╔══

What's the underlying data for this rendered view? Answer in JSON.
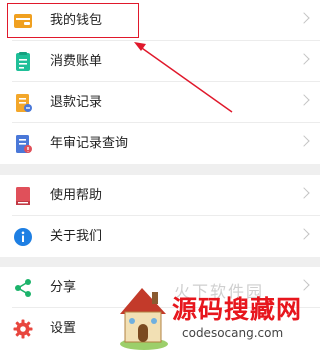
{
  "menu": {
    "group1": [
      {
        "label": "我的钱包",
        "icon": "wallet-icon",
        "color": "#f0a020"
      },
      {
        "label": "消费账单",
        "icon": "bill-icon",
        "color": "#1fbf98"
      },
      {
        "label": "退款记录",
        "icon": "refund-icon",
        "color": "#f3a72a"
      },
      {
        "label": "年审记录查询",
        "icon": "inspection-record-icon",
        "color": "#4a78d8"
      }
    ],
    "group2": [
      {
        "label": "使用帮助",
        "icon": "help-book-icon",
        "color": "#e0505a"
      },
      {
        "label": "关于我们",
        "icon": "info-icon",
        "color": "#1e7fe3"
      }
    ],
    "group3": [
      {
        "label": "分享",
        "icon": "share-icon",
        "color": "#1cb36b"
      },
      {
        "label": "设置",
        "icon": "settings-gear-icon",
        "color": "#e8463e"
      }
    ]
  },
  "watermark": {
    "title": "源码搜藏网",
    "url": "codesocang.com",
    "gray_text": "火下软件园"
  },
  "annotation_color": "#e0182b"
}
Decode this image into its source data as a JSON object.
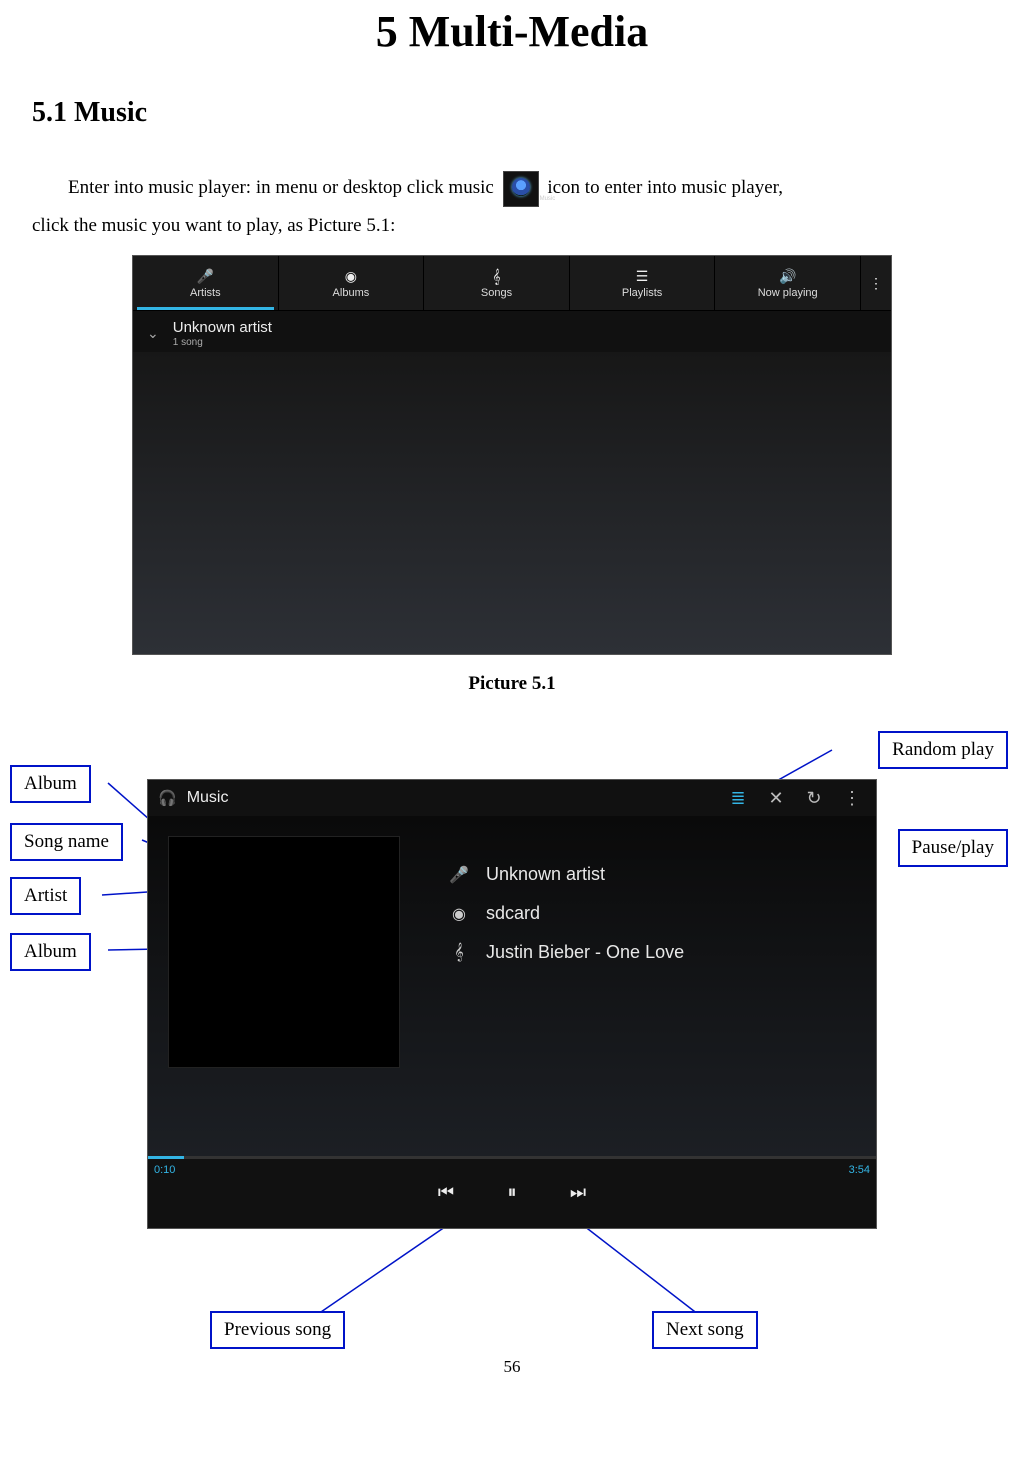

╚══

#### WRITTEN EXERCISE:
Copy out all of the data word for word. Do not carry over any picture.

#### ANSWER TO THE PROBLEM:
What's the underlying data for this rendered view? Answer in JSON.
{
  "menu": {
    "group1": [
      {
        "label": "我的钱包",
        "icon": "wallet-icon",
        "color": "#f0a020"
      },
      {
        "label": "消费账单",
        "icon": "bill-icon",
        "color": "#1fbf98"
      },
      {
        "label": "退款记录",
        "icon": "refund-icon",
        "color": "#f3a72a"
      },
      {
        "label": "年审记录查询",
        "icon": "inspection-record-icon",
        "color": "#4a78d8"
      }
    ],
    "group2": [
      {
        "label": "使用帮助",
        "icon": "help-book-icon",
        "color": "#e0505a"
      },
      {
        "label": "关于我们",
        "icon": "info-icon",
        "color": "#1e7fe3"
      }
    ],
    "group3": [
      {
        "label": "分享",
        "icon": "share-icon",
        "color": "#1cb36b"
      },
      {
        "label": "设置",
        "icon": "settings-gear-icon",
        "color": "#e8463e"
      }
    ]
  },
  "watermark": {
    "title": "源码搜藏网",
    "url": "codesocang.com",
    "gray_text": "火下软件园"
  },
  "annotation_color": "#e0182b"
}
Decode this image into its source data as a JSON object.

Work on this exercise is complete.